**Request:**
Report, as a bare number, how many lines contain the string "content".

──────────

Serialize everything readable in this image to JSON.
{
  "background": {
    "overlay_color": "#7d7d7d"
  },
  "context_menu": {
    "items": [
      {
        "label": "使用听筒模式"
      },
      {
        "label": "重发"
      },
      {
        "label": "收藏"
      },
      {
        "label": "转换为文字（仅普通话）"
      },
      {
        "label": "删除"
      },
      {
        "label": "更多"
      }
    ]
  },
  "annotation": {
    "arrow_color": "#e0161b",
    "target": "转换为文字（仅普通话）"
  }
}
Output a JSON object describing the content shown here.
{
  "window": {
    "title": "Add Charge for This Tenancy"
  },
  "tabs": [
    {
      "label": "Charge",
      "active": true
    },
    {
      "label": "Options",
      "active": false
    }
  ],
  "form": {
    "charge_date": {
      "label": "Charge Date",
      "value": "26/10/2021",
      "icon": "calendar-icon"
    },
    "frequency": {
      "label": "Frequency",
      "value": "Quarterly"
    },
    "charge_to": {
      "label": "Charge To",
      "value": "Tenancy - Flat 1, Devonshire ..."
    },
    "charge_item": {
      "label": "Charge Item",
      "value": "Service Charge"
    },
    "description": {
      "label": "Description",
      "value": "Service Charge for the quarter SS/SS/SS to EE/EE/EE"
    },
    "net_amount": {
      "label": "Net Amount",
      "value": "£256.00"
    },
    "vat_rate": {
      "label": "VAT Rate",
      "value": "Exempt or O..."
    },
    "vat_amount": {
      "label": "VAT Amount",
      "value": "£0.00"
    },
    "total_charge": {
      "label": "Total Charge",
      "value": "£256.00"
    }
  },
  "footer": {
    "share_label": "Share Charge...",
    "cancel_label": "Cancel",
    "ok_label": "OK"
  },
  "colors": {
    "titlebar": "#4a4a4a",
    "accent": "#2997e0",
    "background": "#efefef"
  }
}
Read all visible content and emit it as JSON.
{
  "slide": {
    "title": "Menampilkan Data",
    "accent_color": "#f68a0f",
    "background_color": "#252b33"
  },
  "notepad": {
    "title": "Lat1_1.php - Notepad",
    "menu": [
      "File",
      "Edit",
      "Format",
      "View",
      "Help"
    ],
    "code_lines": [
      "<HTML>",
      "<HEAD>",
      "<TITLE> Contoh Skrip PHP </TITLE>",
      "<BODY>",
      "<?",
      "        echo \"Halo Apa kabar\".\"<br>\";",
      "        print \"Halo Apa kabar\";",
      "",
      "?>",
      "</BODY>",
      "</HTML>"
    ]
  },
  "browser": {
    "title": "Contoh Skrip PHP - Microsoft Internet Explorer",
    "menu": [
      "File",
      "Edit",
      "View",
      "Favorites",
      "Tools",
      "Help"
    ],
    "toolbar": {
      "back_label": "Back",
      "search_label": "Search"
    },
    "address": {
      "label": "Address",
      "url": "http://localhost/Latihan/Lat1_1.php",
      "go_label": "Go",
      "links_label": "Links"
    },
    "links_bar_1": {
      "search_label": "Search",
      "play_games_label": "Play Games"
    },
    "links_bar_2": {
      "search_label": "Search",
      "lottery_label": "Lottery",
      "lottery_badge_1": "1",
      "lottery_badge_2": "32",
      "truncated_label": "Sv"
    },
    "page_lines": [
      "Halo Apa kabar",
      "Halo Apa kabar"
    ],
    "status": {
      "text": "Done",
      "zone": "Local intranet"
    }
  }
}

──────────

**Output of the exercise:**
2